▶ Objective
Below are some records; work out how many of their lines contain "Анаплус" and give the number only.

▶ Material for this task
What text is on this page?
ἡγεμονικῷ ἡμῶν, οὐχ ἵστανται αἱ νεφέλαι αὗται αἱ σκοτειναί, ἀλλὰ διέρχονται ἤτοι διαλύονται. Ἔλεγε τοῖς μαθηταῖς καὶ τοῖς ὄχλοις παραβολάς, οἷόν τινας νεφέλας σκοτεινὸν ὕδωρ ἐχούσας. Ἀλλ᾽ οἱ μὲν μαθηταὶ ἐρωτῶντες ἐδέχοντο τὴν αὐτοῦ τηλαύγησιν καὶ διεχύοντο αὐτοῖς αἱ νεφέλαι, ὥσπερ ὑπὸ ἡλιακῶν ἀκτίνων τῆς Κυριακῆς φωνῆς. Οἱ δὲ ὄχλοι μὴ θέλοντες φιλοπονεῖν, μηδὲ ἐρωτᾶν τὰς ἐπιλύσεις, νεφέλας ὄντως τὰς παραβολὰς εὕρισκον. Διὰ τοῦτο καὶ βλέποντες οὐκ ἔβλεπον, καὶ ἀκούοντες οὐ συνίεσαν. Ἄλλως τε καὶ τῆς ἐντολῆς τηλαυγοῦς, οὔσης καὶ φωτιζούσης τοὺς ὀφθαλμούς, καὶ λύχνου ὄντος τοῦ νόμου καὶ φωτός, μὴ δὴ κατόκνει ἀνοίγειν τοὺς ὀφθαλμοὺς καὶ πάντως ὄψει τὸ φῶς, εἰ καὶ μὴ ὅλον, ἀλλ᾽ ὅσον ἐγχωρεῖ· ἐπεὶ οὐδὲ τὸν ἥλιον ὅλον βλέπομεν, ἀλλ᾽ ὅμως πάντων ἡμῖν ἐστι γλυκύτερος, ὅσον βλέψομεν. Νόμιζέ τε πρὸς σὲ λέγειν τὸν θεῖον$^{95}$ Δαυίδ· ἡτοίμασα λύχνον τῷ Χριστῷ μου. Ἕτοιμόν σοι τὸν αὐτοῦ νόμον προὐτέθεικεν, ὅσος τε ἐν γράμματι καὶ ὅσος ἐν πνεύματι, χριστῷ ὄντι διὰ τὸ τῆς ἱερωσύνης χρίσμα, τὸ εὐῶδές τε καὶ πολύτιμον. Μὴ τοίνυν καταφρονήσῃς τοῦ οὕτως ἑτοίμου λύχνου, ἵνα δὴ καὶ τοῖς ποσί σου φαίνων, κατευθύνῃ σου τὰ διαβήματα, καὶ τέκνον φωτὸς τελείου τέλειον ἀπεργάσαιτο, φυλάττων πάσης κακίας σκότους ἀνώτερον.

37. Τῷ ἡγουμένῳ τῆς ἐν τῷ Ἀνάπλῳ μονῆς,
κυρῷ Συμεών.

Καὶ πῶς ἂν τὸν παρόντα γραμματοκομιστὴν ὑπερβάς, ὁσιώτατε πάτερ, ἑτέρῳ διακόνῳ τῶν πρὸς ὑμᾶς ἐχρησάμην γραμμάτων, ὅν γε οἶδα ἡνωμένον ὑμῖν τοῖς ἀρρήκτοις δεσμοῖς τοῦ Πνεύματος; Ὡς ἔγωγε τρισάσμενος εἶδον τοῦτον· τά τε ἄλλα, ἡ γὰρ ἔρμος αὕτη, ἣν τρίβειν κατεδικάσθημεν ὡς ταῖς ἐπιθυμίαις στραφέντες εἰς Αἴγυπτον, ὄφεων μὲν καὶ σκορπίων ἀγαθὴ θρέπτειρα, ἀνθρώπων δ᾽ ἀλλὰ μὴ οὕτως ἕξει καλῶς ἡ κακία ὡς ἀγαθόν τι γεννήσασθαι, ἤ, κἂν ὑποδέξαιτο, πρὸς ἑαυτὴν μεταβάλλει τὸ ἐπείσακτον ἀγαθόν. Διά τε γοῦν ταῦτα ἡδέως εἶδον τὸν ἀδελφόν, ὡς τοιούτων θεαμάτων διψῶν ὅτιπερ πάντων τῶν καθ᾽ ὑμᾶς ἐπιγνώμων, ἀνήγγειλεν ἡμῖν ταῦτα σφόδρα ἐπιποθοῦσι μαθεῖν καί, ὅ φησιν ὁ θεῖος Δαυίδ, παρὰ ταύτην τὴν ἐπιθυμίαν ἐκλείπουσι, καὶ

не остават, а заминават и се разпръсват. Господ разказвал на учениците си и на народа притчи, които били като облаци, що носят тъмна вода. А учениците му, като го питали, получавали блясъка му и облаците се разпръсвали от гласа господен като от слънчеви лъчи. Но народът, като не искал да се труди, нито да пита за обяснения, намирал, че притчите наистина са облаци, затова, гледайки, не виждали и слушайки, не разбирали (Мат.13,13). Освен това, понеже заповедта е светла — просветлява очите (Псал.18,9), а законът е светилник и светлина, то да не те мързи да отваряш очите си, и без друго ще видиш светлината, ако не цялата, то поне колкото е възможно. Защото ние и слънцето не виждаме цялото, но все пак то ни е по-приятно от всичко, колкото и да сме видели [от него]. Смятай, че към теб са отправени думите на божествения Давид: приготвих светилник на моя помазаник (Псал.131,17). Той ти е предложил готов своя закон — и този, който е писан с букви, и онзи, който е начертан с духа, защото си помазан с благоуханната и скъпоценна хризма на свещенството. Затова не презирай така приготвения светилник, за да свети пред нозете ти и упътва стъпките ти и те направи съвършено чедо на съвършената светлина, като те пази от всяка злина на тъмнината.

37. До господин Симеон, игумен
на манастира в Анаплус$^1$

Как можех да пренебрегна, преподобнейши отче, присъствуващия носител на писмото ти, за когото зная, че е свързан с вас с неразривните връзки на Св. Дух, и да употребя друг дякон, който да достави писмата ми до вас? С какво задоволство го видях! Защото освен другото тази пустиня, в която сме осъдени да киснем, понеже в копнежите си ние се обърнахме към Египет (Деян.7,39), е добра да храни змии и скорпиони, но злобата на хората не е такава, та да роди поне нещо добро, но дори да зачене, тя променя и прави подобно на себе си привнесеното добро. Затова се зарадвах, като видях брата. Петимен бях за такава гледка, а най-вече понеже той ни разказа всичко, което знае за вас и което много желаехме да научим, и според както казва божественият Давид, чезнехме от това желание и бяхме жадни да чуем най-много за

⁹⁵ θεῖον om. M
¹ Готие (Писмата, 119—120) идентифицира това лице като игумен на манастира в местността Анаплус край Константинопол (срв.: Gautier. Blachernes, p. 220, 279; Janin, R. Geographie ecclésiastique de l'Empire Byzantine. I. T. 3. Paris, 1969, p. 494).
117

▶ Exercise result
2